┌─ DATA TO PROCESS

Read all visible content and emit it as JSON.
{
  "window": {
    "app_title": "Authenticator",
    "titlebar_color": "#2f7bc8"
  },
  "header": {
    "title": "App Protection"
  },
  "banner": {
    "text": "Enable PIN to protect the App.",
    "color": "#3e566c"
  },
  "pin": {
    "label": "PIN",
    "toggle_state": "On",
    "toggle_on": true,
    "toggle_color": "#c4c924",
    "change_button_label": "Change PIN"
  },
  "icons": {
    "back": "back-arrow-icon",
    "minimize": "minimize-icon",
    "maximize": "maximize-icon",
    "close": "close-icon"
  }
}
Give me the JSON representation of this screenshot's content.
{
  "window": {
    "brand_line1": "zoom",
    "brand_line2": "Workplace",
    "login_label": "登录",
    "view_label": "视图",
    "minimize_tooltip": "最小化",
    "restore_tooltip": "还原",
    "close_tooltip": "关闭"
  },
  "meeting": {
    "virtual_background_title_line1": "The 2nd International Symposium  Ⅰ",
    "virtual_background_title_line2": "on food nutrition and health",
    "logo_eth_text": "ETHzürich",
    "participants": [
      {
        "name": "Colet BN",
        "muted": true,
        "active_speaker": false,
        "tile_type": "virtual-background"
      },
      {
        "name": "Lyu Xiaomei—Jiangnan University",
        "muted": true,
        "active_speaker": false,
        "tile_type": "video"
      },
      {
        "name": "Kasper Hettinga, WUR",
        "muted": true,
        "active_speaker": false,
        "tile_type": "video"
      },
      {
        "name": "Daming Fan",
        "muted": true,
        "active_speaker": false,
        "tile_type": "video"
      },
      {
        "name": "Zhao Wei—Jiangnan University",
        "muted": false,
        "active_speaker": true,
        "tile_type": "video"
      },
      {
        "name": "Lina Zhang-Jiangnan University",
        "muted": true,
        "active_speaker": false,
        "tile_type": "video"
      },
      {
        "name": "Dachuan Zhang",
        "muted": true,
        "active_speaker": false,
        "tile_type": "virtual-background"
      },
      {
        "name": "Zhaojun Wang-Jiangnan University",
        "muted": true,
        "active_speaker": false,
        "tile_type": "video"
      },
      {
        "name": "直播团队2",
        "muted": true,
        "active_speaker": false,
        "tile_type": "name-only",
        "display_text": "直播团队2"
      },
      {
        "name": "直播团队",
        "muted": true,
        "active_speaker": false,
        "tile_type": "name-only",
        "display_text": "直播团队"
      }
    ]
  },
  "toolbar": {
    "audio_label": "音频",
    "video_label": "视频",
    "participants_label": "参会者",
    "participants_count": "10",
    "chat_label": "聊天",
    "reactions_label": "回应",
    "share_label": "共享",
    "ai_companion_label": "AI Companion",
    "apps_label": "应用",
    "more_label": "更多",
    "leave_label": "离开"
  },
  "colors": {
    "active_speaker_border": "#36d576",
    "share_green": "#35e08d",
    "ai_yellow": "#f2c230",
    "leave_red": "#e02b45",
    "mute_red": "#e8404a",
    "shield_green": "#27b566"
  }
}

└─

Output the whole listing above again, word for word.

Read all visible content and emit it as JSON.
{
  "window": {
    "app_title": "Authenticator",
    "titlebar_color": "#2f7bc8"
  },
  "header": {
    "title": "App Protection"
  },
  "banner": {
    "text": "Enable PIN to protect the App.",
    "color": "#3e566c"
  },
  "pin": {
    "label": "PIN",
    "toggle_state": "On",
    "toggle_on": true,
    "toggle_color": "#c4c924",
    "change_button_label": "Change PIN"
  },
  "icons": {
    "back": "back-arrow-icon",
    "minimize": "minimize-icon",
    "maximize": "maximize-icon",
    "close": "close-icon"
  }
}
Give me the JSON representation of this screenshot's content.
{
  "window": {
    "brand_line1": "zoom",
    "brand_line2": "Workplace",
    "login_label": "登录",
    "view_label": "视图",
    "minimize_tooltip": "最小化",
    "restore_tooltip": "还原",
    "close_tooltip": "关闭"
  },
  "meeting": {
    "virtual_background_title_line1": "The 2nd International Symposium  Ⅰ",
    "virtual_background_title_line2": "on food nutrition and health",
    "logo_eth_text": "ETHzürich",
    "participants": [
      {
        "name": "Colet BN",
        "muted": true,
        "active_speaker": false,
        "tile_type": "virtual-background"
      },
      {
        "name": "Lyu Xiaomei—Jiangnan University",
        "muted": true,
        "active_speaker": false,
        "tile_type": "video"
      },
      {
        "name": "Kasper Hettinga, WUR",
        "muted": true,
        "active_speaker": false,
        "tile_type": "video"
      },
      {
        "name": "Daming Fan",
        "muted": true,
        "active_speaker": false,
        "tile_type": "video"
      },
      {
        "name": "Zhao Wei—Jiangnan University",
        "muted": false,
        "active_speaker": true,
        "tile_type": "video"
      },
      {
        "name": "Lina Zhang-Jiangnan University",
        "muted": true,
        "active_speaker": false,
        "tile_type": "video"
      },
      {
        "name": "Dachuan Zhang",
        "muted": true,
        "active_speaker": false,
        "tile_type": "virtual-background"
      },
      {
        "name": "Zhaojun Wang-Jiangnan University",
        "muted": true,
        "active_speaker": false,
        "tile_type": "video"
      },
      {
        "name": "直播团队2",
        "muted": true,
        "active_speaker": false,
        "tile_type": "name-only",
        "display_text": "直播团队2"
      },
      {
        "name": "直播团队",
        "muted": true,
        "active_speaker": false,
        "tile_type": "name-only",
        "display_text": "直播团队"
      }
    ]
  },
  "toolbar": {
    "audio_label": "音频",
    "video_label": "视频",
    "participants_label": "参会者",
    "participants_count": "10",
    "chat_label": "聊天",
    "reactions_label": "回应",
    "share_label": "共享",
    "ai_companion_label": "AI Companion",
    "apps_label": "应用",
    "more_label": "更多",
    "leave_label": "离开"
  },
  "colors": {
    "active_speaker_border": "#36d576",
    "share_green": "#35e08d",
    "ai_yellow": "#f2c230",
    "leave_red": "#e02b45",
    "mute_red": "#e8404a",
    "shield_green": "#27b566"
  }
}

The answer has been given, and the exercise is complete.